## PAGE EXCERPT

The supervision of **Systemically Important Financial Institutions (SIFIs)** is a complex and high-stakes endeavor that requires specialized regulatory frameworks beyond standard microprudential oversight. This advanced course provides a detailed examination of the international policy agenda—driven by the **Financial Stability Board (FSB)**—for mitigating the "too-big-to-fail" problem. Participants will learn the methodologies for SIFI designation (G-SIBs and D-SIBs), the application of enhanced supervisory standards (e.g., higher capital buffers, stricter liquidity rules), and the crucial requirements for developing credible **Recovery and Resolution Plans (RRPs)** to ensure that SIFIs can fail safely without taxpayer bailouts.

Objectives

Upon completion of this program, participants will be able to:

  • Explain the "too-big-to-fail" problem and the international policy response.
  • Describe the methodologies for designating Global and Domestic SIFIs (**G-SIBs** and **D-SIBs**).
  • Analyze the enhanced regulatory requirements for SIFIs (e.g., higher capital, TLAC, enhanced supervision).

## GIVEN INSTRUCTION A
Turn the paragraph of the course description that begins "The supervision of Systemically Important Financial Institutions" into a bulleted list that keeps its main facts.
The course description above and the listing that follows are unrelated material.

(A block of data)
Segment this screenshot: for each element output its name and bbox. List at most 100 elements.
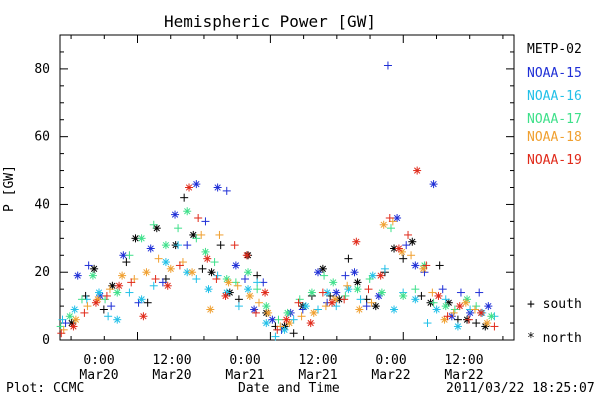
data-point-noaa-19 (294, 298, 303, 307)
data-point-noaa-16 (253, 278, 262, 287)
data-point-noaa-19 (352, 237, 361, 246)
data-point-noaa-17 (149, 220, 158, 229)
data-point-noaa-18 (449, 308, 458, 317)
data-point-metp-02 (408, 237, 417, 246)
data-point-metp-02 (99, 305, 108, 314)
data-point-noaa-19 (413, 166, 422, 175)
data-point-noaa-16 (192, 275, 201, 283)
data-point-noaa-15 (402, 241, 411, 250)
data-point-noaa-19 (422, 261, 431, 270)
data-point-noaa-17 (161, 241, 170, 250)
data-point-noaa-18 (428, 288, 437, 297)
data-point-noaa-16 (137, 295, 146, 304)
data-point-noaa-16 (301, 302, 310, 311)
data-point-noaa-18 (254, 298, 263, 307)
data-point-noaa-17 (125, 251, 134, 260)
y-tick-label: 60 (34, 130, 50, 145)
symbol-label-north: north (542, 331, 582, 346)
y-tick-label: 80 (34, 62, 50, 77)
data-point-noaa-18 (105, 285, 114, 294)
data-point-noaa-16 (441, 295, 450, 304)
data-point-noaa-15 (456, 288, 465, 297)
data-point-noaa-17 (441, 302, 450, 311)
data-point-noaa-18 (297, 312, 306, 321)
x-tick-label-time: 12:00 (298, 353, 337, 368)
data-point-metp-02 (344, 254, 353, 263)
data-point-metp-02 (180, 193, 189, 202)
data-point-noaa-17 (411, 285, 420, 294)
data-point-noaa-17 (307, 288, 316, 297)
x-tick-label-date: Mar20 (79, 368, 118, 383)
data-point-noaa-18 (166, 264, 175, 273)
data-point-noaa-17 (137, 234, 146, 243)
data-point-noaa-19 (443, 312, 452, 321)
symbol-label-south: south (542, 297, 582, 312)
x-tick-label-time: 0:00 (375, 353, 406, 368)
data-point-noaa-15 (314, 268, 322, 277)
data-point-noaa-17 (274, 315, 283, 324)
data-point-noaa-19 (102, 291, 111, 300)
data-point-noaa-17 (320, 271, 329, 280)
data-point-noaa-19 (340, 295, 349, 304)
data-point-metp-02 (371, 302, 380, 311)
data-point-noaa-15 (332, 288, 341, 297)
data-point-noaa-15 (146, 244, 155, 253)
data-point-noaa-17 (399, 291, 408, 300)
data-point-noaa-15 (362, 302, 371, 311)
data-point-noaa-17 (101, 295, 110, 304)
data-point-noaa-16 (356, 295, 365, 304)
legend-entry-noaa-15: NOAA-15 (527, 66, 582, 81)
data-point-noaa-15 (192, 180, 201, 189)
data-point-noaa-15 (107, 302, 116, 311)
data-point-noaa-19 (91, 298, 100, 307)
data-point-noaa-17 (341, 291, 350, 300)
data-point-metp-02 (81, 291, 90, 300)
y-tick-label: 20 (34, 265, 50, 280)
data-point-metp-02 (399, 254, 408, 263)
y-axis-label: P [GW] (2, 165, 17, 212)
data-point-metp-02 (417, 291, 426, 300)
data-point-noaa-16 (332, 302, 341, 311)
data-point-metp-02 (289, 329, 298, 338)
x-tick-label-time: 0:00 (83, 353, 114, 368)
data-point-noaa-16 (380, 264, 389, 273)
data-point-metp-02 (189, 230, 198, 239)
data-point-noaa-15 (341, 271, 350, 280)
data-point-noaa-17 (365, 275, 374, 283)
footer-timestamp: 2011/03/22 18:25:07 (446, 381, 595, 396)
data-point-noaa-16 (289, 315, 298, 324)
data-point-noaa-17 (463, 295, 472, 304)
data-point-noaa-16 (204, 285, 213, 294)
data-point-noaa-16 (432, 305, 441, 314)
data-point-noaa-15 (231, 261, 240, 270)
data-point-noaa-19 (251, 308, 260, 317)
data-point-noaa-16 (113, 315, 122, 324)
legend-entry-noaa-16: NOAA-16 (527, 89, 582, 104)
data-point-noaa-16 (95, 288, 103, 297)
data-point-noaa-17 (295, 295, 304, 304)
data-point-noaa-17 (253, 285, 262, 294)
data-point-noaa-17 (450, 305, 459, 314)
data-point-noaa-19 (385, 214, 394, 222)
data-point-noaa-18 (215, 230, 224, 239)
data-point-noaa-16 (411, 295, 420, 304)
data-point-noaa-18 (379, 220, 388, 229)
legend-entry-noaa-18: NOAA-18 (527, 130, 582, 145)
data-point-noaa-16 (234, 302, 243, 311)
y-tick-label: 40 (34, 197, 50, 212)
data-point-noaa-16 (271, 332, 280, 341)
data-point-noaa-17 (201, 247, 210, 256)
data-point-noaa-19 (327, 298, 336, 307)
data-point-noaa-19 (230, 241, 239, 250)
x-axis-label: Date and Time (238, 381, 340, 396)
data-point-noaa-16 (344, 285, 353, 294)
data-point-noaa-18 (309, 308, 318, 317)
data-point-noaa-16 (174, 241, 183, 250)
data-point-noaa-18 (321, 302, 330, 311)
data-point-noaa-19 (282, 315, 291, 324)
data-point-noaa-17 (472, 302, 481, 311)
x-tick-label-date: Mar22 (371, 368, 410, 383)
data-point-noaa-18 (367, 298, 376, 307)
data-point-noaa-19 (273, 325, 282, 334)
data-point-noaa-17 (77, 295, 86, 304)
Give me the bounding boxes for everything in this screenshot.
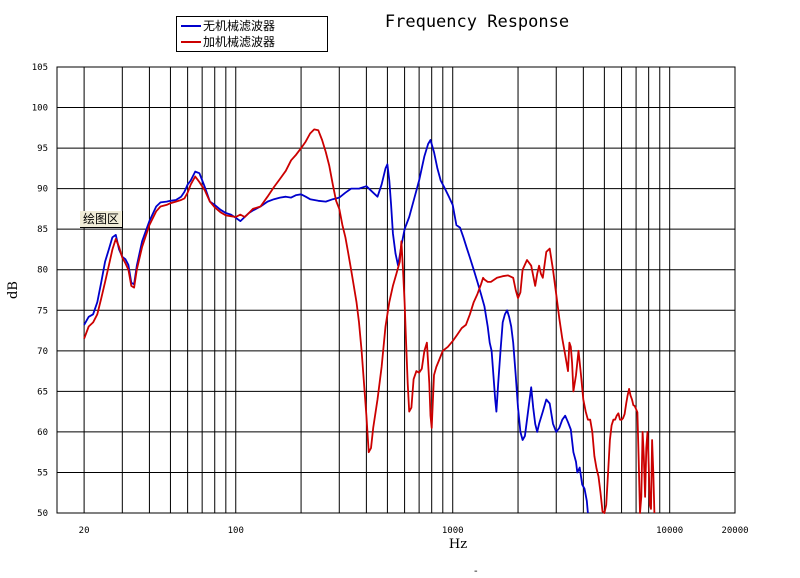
y-tick-label: 100 — [32, 104, 48, 114]
y-tick-label: 50 — [37, 509, 48, 519]
grid-lines — [57, 66, 736, 514]
legend-swatch-red — [181, 41, 201, 43]
x-tick-label: 20000 — [721, 526, 748, 536]
y-tick-labels: 50 55 60 65 70 75 80 85 90 95 100 105 — [32, 63, 48, 519]
legend-label-series-2: 加机械滤波器 — [203, 35, 276, 49]
legend-swatch-blue — [181, 25, 201, 27]
bottom-mark: - — [474, 566, 478, 577]
x-axis-label: Hz — [449, 537, 467, 552]
x-tick-label: 20 — [79, 526, 90, 536]
series-line-2 — [83, 128, 656, 514]
x-tick-label: 10000 — [656, 526, 683, 536]
y-tick-label: 105 — [32, 63, 48, 73]
y-tick-label: 90 — [37, 185, 48, 195]
y-tick-label: 75 — [37, 306, 48, 316]
x-tick-labels: 20 100 1000 10000 20000 — [79, 526, 749, 536]
plot-frame — [56, 66, 736, 514]
y-tick-label: 60 — [37, 428, 48, 438]
plot-area-label[interactable]: 绘图区 — [80, 211, 124, 228]
y-tick-label: 85 — [37, 225, 48, 235]
y-axis-label: dB — [6, 281, 21, 299]
chart-title: Frequency Response — [385, 12, 569, 32]
legend-item-series-2: 加机械滤波器 — [181, 34, 275, 50]
y-tick-label: 65 — [37, 387, 48, 397]
y-tick-label: 80 — [37, 266, 48, 276]
series-lines — [83, 128, 656, 514]
y-tick-label: 55 — [37, 468, 48, 478]
y-tick-label: 95 — [37, 144, 48, 154]
legend-label-series-1: 无机械滤波器 — [203, 19, 276, 33]
legend: 无机械滤波器 加机械滤波器 — [176, 16, 328, 52]
x-tick-label: 1000 — [442, 526, 464, 536]
x-tick-label: 100 — [228, 526, 244, 536]
legend-item-series-1: 无机械滤波器 — [181, 18, 275, 34]
y-tick-label: 70 — [37, 347, 48, 357]
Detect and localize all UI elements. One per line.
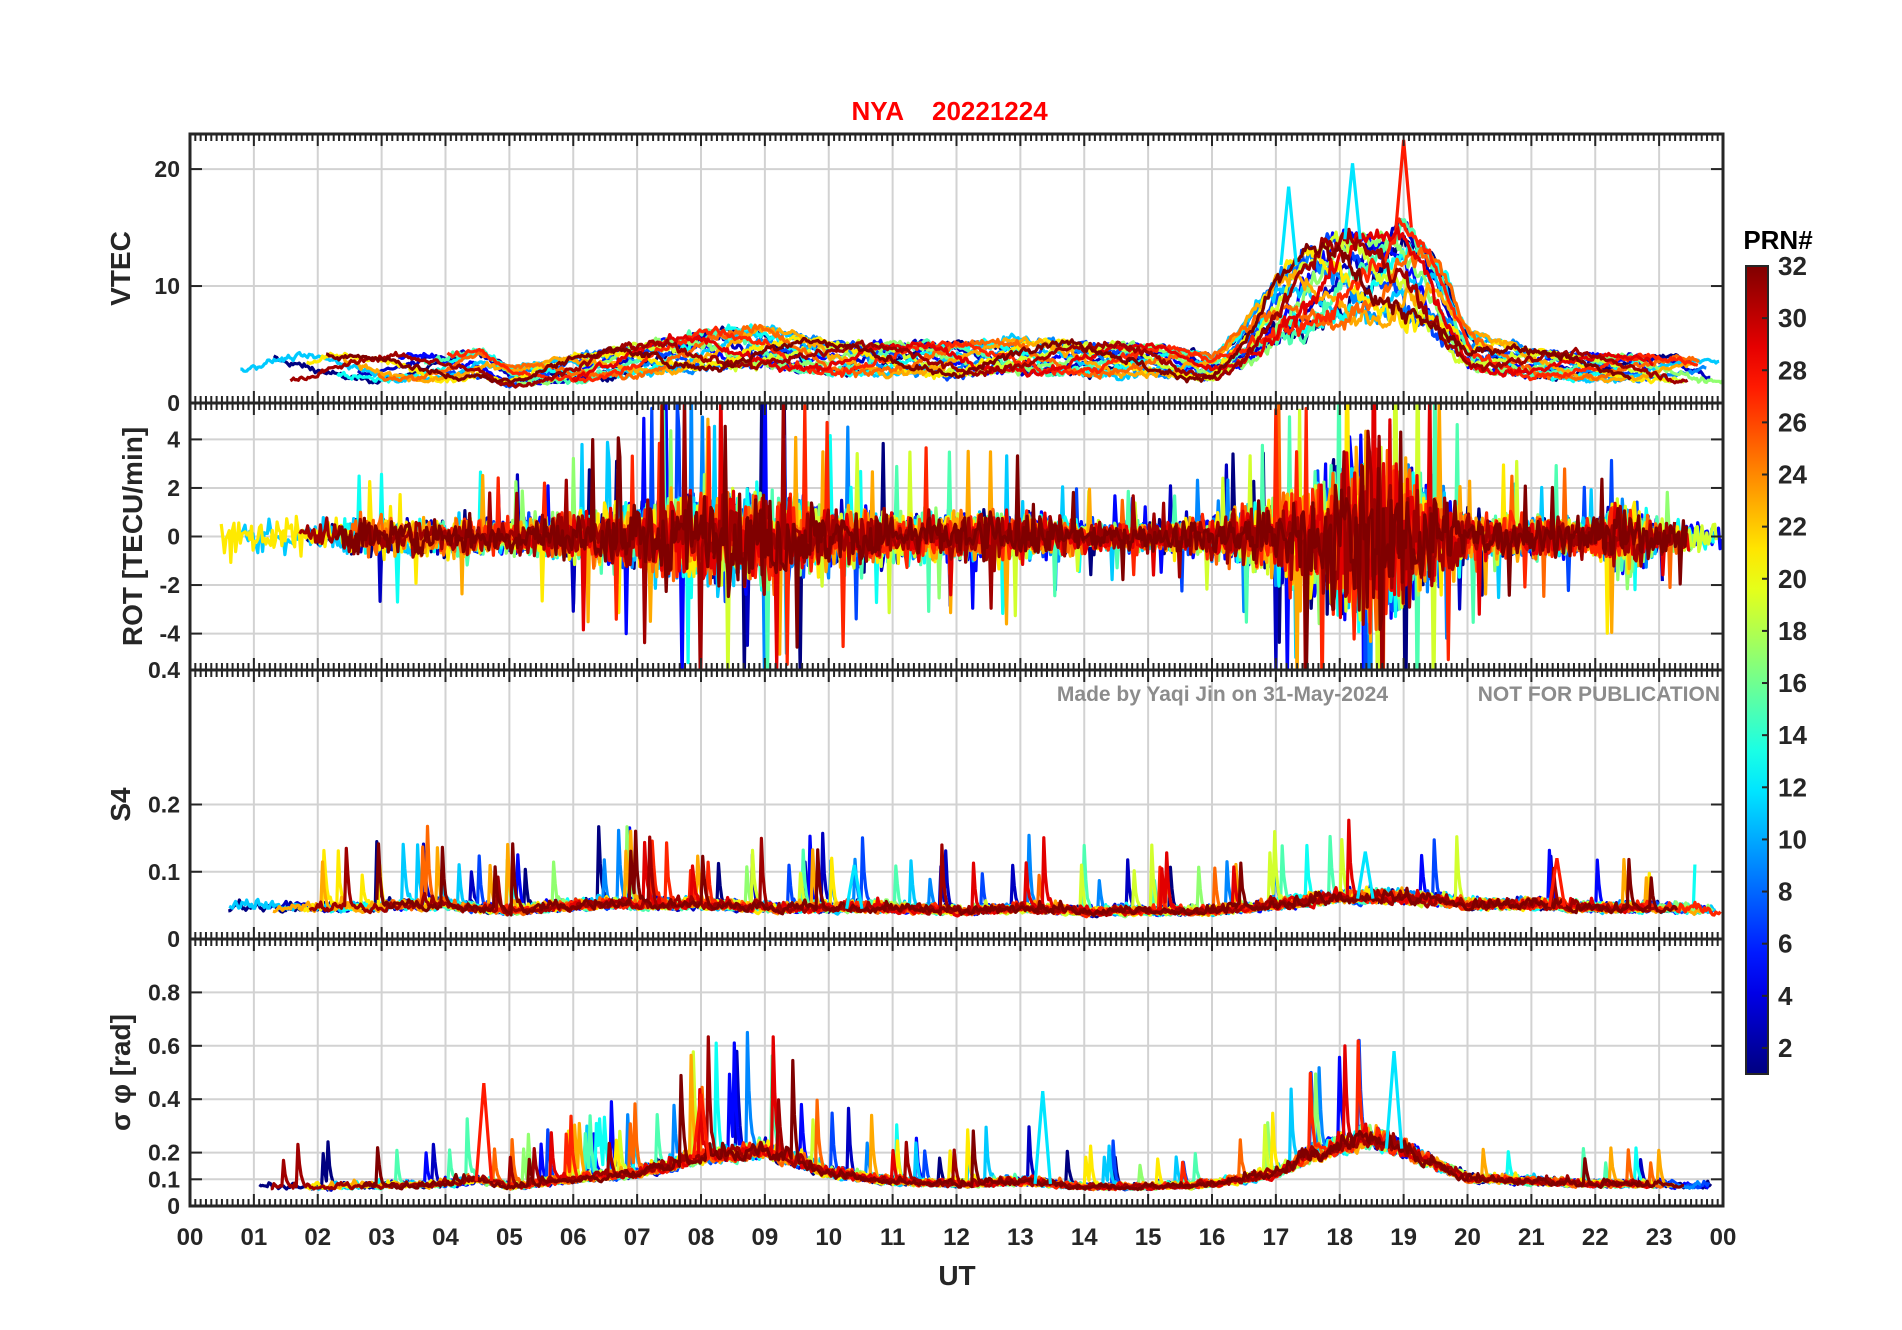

## GIVEN INSTRUCTION B
Please render the part of the listing that opens with the line containing "y-tick-label: 100 — [32, 104, 48, 114]" and closes with the line containing "x-tick-label: 20000 — [721, 526, 748, 536]" as a Markdown table with the columns No. and Line, numbering the rows and leaving out blank lines.

## EXERCISE ANSWER A
- Supervising Systemically Important Financial Institutions (SIFIs) is complex and high-stakes and needs specialized regulatory frameworks beyond standard microprudential oversight.
- The advanced course examines the international policy agenda, driven by the Financial Stability Board (FSB), for mitigating the "too-big-to-fail" problem.
- Participants learn the methodologies for SIFI designation (G-SIBs and D-SIBs).
- They learn how enhanced supervisory standards apply, such as higher capital buffers and stricter liquidity rules.
- They learn the requirements for developing credible Recovery and Resolution Plans (RRPs), so that SIFIs can fail safely without taxpayer bailouts.

## EXERCISE ANSWER B
| No. | Line |
|---|---|
| 1 | y-tick-label: 100 — [32, 104, 48, 114] |
| 2 | y-tick-label: 50 — [37, 509, 48, 519] |
| 3 | grid-lines — [57, 66, 736, 514] |
| 4 | legend-swatch-red — [181, 41, 201, 43] |
| 5 | x-tick-label: 20000 — [721, 526, 748, 536] |